A. V. Dzhelikhovsky, [professor of physics at Kharkov University] and Dr. L. P. Normark,[chemist], experiment in thought transmission at a distance - 1924

Identifier

024889

Type of Spiritual Experience

Background

A description of the experience

From Experiments in mental suggestion – Professor L L Vasiliev

 Letter from Dr. K. D. Kotkov to Prof. K.Platonov)

Dear Konstantin lvanovich,

In 1924, A. V. Dzhelikhovsky, professor of physics at Kharkov University and Dr. L. P. Normark, a chemist, carried out a small but most interesting piece of work in thought transmission at a distance. The principal instigator of the work and its heart and soul was Normark. I was invited by them to participate as an experimenter. That is why they kept all the experimental reports.

I am sorry to say it never occurred to me to make special copies for myself.

Dzhelikhovsky died during the German occupation of Kharkov, and I learned of Normark's recent death from you when we last met. Therefore there is now no one from whom one could obtain the reports of this remarkable work I do not know of their fate.

I know that my communication, unsupported as it is by precise documentation, is of no value as being mere hearsay, but I will give you my recollections. I shall be extremely pleased if they prove to be of any use to you for any purpose whatever.

A few words about the experimental subject. She was a student at the University, 18 or 19 years old, absolutely healthy, of varying mood, predominantly somewhat depressed, a perfect somnambulist. In Normark's laboratory I was able, in the presence of students, to give really marvellous demonstrations of experimental suggestion. Dzhelikhovsky and Normark asked me to be the experimenter in their work. I picked out this girl as my subject. But how to proceed after that?

We thought it impossible to experiment on her without her knowledge.  We asked her permission, and she gladly agreed. She knew that we were going to experiment on her for two or three months, but where and when and on what days and at what times, and in just what the experiments would consist, she did not know.

She used to fall asleep instantly under the influence of mental suggestion transmitted to her, and she woke up instantly under the influence of mental suggestion. She remembered nothing. Here is an example: she once fell asleep in Dzhelikhovsky’s flat while standing up and holding up a test tube containing some preparation which had been shown her by Dzhelikhovsky, and which she was examining with great interest. When she awoke she continued to examine it as though nothing had happened and imparted her impressions to the professor, continuing her conversation with him at the point where her thoughts were interrupted.

She asked us several times: "Well, when are the experiments about which you gave me warning going to start?"

We usually replied to this question: "'We'll wait a little longer, the apparatus isn’t ready yet."

-------------------------

- _Requests_:
1. According to the letter about the 1924 thought-transmission experiments, why is there now no one from whom the experimental reports could be obtained?
2. Continue the letter about the 1924 thought-transmission experiments from the point where it stops.
The lines come from a separate source.

- _Given data_:
-------------------------

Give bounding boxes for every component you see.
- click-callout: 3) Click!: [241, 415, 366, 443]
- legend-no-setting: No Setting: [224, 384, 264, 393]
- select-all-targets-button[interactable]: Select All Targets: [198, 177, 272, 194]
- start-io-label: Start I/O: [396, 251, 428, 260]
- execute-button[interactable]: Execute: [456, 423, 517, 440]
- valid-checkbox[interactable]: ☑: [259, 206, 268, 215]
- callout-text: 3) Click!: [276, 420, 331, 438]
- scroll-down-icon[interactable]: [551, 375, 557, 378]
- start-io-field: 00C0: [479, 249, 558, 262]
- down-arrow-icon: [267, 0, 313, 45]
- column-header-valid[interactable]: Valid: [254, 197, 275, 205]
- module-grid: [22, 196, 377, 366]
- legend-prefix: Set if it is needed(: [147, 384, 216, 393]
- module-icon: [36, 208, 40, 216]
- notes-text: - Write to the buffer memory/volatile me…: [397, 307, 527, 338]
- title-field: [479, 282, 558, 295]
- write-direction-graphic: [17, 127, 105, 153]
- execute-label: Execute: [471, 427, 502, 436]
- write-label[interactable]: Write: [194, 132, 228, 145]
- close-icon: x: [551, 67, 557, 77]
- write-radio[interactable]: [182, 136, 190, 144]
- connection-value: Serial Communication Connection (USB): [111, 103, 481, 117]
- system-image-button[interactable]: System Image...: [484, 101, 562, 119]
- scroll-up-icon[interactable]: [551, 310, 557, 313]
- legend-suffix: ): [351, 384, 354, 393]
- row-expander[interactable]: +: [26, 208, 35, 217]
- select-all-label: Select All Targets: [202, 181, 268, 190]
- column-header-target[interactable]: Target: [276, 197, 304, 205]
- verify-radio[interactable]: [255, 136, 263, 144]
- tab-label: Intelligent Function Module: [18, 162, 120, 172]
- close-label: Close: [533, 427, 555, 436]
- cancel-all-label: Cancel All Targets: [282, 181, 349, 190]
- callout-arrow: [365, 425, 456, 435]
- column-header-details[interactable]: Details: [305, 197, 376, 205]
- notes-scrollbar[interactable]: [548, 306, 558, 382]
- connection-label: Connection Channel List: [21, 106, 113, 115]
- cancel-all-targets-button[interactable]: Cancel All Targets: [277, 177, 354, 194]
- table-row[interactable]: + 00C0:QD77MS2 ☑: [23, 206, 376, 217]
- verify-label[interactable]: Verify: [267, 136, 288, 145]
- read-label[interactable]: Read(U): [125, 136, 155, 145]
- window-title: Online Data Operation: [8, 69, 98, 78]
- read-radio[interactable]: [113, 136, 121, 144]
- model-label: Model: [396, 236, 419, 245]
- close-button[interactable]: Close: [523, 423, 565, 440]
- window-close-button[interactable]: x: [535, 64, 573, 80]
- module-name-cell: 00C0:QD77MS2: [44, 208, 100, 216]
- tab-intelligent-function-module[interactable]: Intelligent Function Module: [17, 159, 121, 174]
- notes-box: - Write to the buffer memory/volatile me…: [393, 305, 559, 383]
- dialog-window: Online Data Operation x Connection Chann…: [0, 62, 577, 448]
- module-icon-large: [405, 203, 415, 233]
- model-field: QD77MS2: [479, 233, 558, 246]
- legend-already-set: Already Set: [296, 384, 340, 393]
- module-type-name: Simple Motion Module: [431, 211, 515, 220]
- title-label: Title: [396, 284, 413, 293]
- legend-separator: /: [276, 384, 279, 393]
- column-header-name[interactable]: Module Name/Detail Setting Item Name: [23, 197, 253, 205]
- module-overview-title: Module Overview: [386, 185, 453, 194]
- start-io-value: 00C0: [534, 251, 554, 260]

-------------------------

- _Task answers_:
1. The two men who kept the reports are both dead. Dzhelikhovsky died during the German occupation of Kharkov, and Normark died recently. The writer never made copies of his own.

2.
So from the very beginning of the experiment to the very last she did not know whether any experiments had been carried out with her, and what kinds of experiment they were. After that she left, and I lost contact with her.

A few words about my methods of thought transmission. I used to sit in a comfortable arm chair in complete silence. I closed my eyes. I mentally murmured to my subject the words of suggestion, "sleep, sleep, sleep!" This I will call the first factor of mental suggestion.

The second factor: I represented to myself the image of the subject with the most vivid hallucinatory or hypnagogic intensity. I pictured her to myself as being fast asleep with closed eyes.

Finally the third factor: I consider this the most important one. I will call it the factor of wishing. I strongly wished the girl would fall asleep.

Finally this wish turned into a certainty that she was now asleep and experienced a sort of unusual ecstasy of triumph at my success, I noted the time and stopped the experiment. The time was accurately noted. I waited for the signal to proceed with the awakening of the subject, and she similarly woke up at the same moment as my signal. AII these three factors acted simultaneously for a length of time from 3 to 5 minutes.

Not very many experiments were carried out - not more than 30. Not a single one was a failure. The intervals between them were between I and 3 days; sometimes we experimented on two days in succession.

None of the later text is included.